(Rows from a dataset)
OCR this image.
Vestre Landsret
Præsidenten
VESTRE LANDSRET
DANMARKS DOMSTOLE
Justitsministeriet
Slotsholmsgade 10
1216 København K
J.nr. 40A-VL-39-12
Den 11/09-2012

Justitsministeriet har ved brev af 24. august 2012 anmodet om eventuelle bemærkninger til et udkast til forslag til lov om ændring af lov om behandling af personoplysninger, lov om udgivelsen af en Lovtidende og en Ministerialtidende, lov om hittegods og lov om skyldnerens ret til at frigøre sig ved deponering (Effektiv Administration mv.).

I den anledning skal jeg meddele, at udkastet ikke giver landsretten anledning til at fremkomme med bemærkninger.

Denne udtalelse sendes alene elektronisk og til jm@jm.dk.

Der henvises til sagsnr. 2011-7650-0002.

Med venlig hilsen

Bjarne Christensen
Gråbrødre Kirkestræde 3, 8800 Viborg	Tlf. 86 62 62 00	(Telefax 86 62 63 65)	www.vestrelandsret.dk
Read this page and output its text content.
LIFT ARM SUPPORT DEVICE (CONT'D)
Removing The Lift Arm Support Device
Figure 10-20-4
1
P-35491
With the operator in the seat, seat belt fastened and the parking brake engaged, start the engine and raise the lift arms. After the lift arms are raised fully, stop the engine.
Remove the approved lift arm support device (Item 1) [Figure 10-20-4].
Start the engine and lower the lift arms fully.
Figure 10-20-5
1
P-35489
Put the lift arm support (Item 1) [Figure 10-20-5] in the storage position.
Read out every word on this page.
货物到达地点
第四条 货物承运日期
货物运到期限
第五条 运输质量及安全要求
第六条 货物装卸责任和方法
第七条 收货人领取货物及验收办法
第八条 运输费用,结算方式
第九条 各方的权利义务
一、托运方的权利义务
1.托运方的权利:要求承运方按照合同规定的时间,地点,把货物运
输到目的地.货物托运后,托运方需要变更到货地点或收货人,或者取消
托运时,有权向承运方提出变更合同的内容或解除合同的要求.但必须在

...

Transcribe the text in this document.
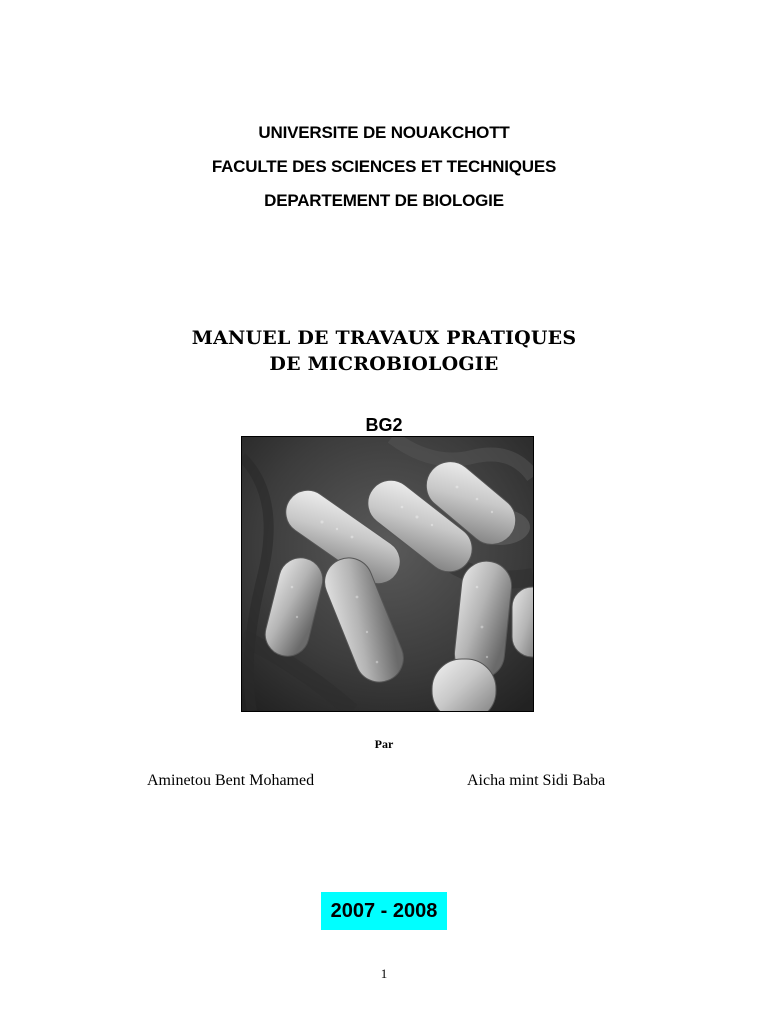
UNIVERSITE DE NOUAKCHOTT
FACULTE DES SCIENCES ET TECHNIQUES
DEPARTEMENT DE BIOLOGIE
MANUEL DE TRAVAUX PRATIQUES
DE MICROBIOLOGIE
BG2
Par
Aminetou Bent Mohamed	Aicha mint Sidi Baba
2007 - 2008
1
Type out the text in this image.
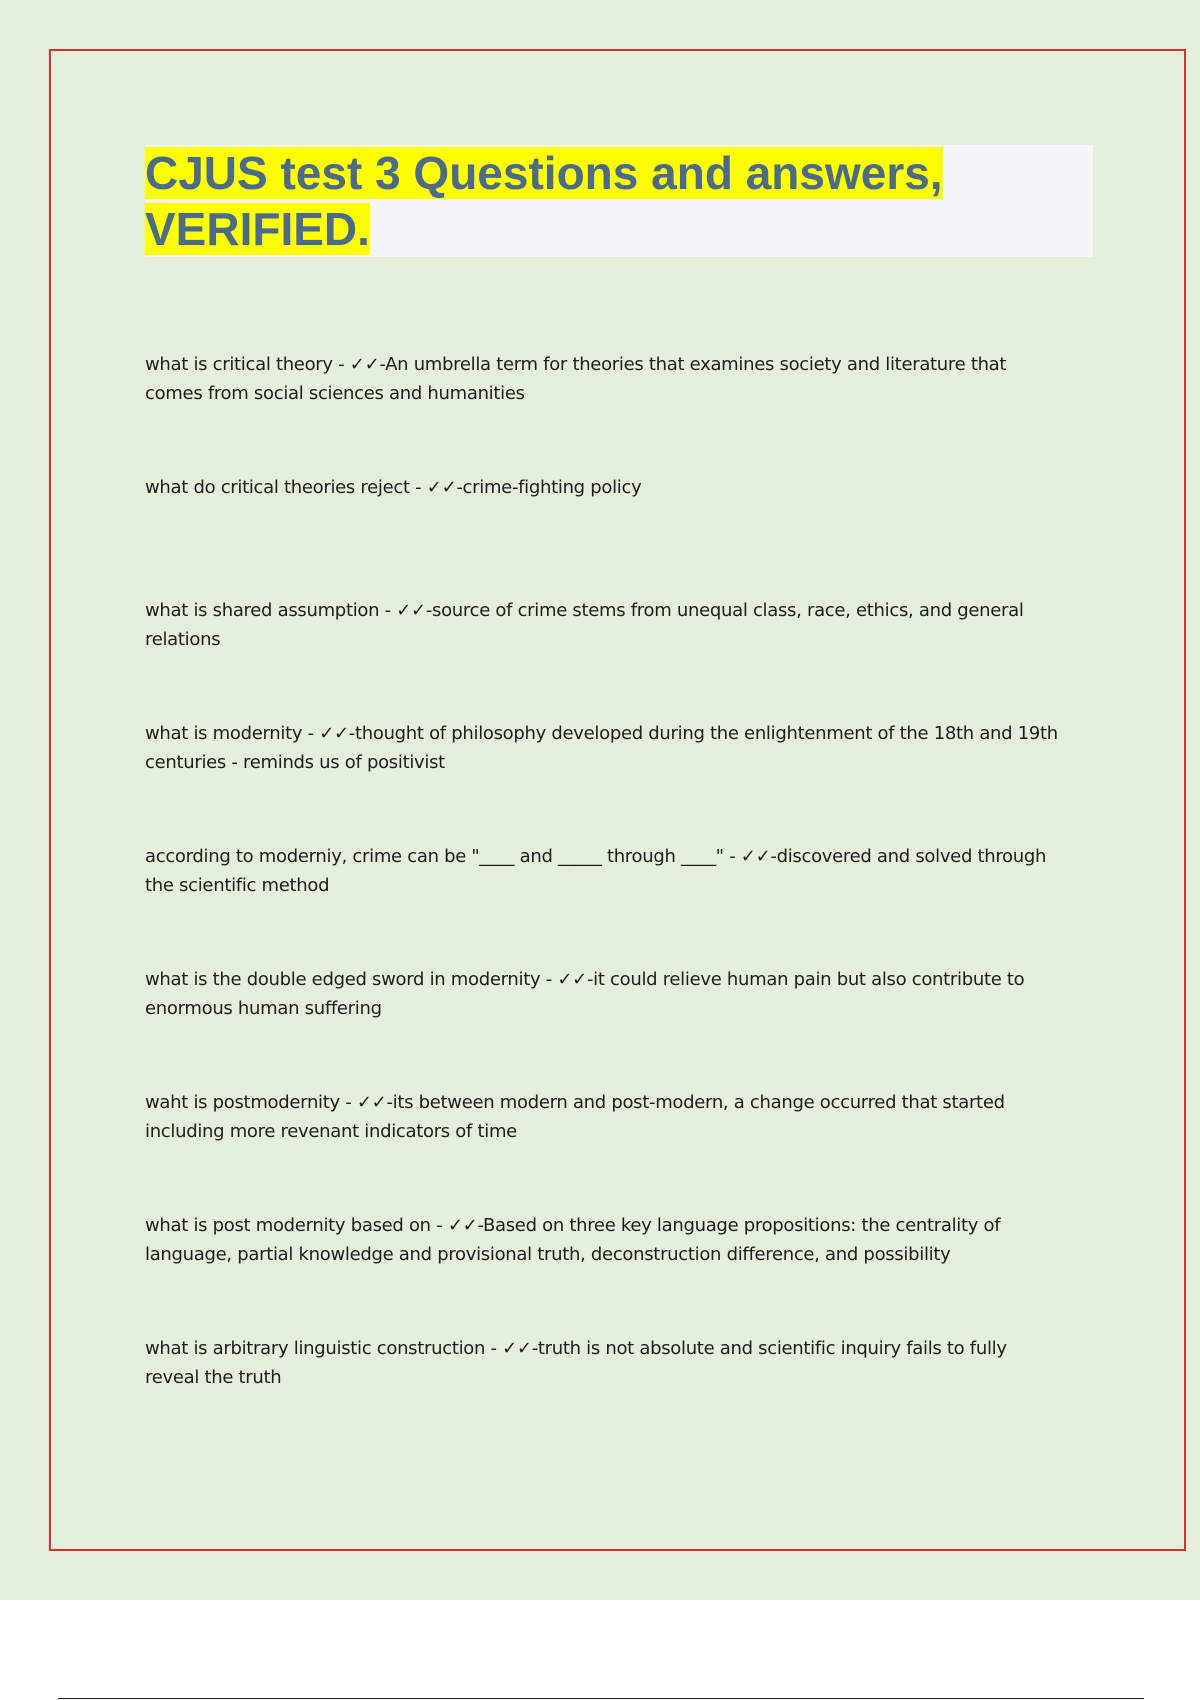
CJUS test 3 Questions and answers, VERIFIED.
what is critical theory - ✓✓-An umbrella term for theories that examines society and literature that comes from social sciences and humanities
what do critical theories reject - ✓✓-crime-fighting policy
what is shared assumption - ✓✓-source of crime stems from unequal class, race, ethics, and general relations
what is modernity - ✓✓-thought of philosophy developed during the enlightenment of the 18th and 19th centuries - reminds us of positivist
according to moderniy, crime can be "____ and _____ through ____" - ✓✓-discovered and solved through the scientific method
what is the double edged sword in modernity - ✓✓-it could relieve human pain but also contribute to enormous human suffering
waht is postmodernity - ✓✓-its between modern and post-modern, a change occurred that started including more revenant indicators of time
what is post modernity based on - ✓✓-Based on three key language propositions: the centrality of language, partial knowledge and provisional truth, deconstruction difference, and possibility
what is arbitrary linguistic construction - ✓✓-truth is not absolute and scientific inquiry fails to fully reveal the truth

==

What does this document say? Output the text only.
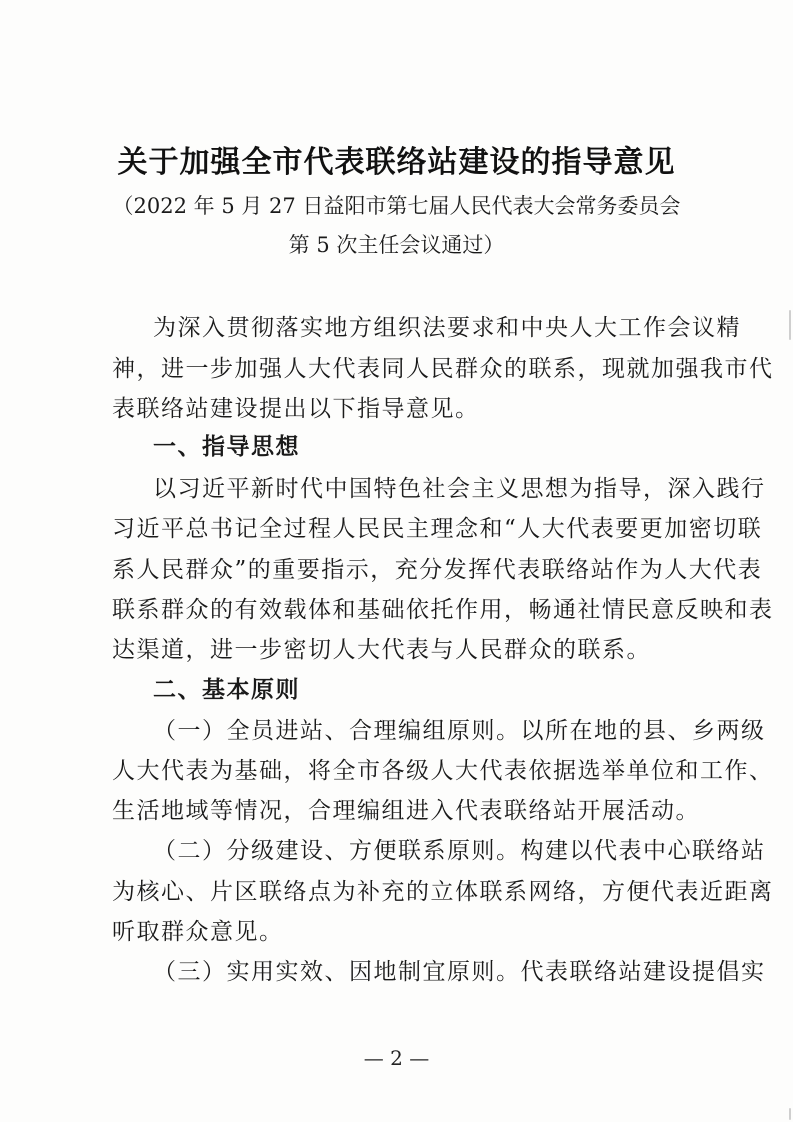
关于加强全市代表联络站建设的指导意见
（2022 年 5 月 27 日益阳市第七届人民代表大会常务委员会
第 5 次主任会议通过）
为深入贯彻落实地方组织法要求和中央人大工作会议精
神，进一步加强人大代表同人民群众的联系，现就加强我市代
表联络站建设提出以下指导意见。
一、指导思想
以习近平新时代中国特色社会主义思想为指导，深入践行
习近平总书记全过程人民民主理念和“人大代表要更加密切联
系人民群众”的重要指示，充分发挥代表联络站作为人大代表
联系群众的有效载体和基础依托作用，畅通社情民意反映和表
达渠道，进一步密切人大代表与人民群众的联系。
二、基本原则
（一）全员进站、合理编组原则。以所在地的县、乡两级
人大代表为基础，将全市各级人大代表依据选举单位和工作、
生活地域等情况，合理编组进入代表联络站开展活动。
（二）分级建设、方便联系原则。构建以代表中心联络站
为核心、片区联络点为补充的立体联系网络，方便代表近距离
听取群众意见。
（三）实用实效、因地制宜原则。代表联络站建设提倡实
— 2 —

Stated exercise
Copy each line in the data that holds the word "document".

Task output
Transcribe the text in this document.
What does this document say? Output the text only.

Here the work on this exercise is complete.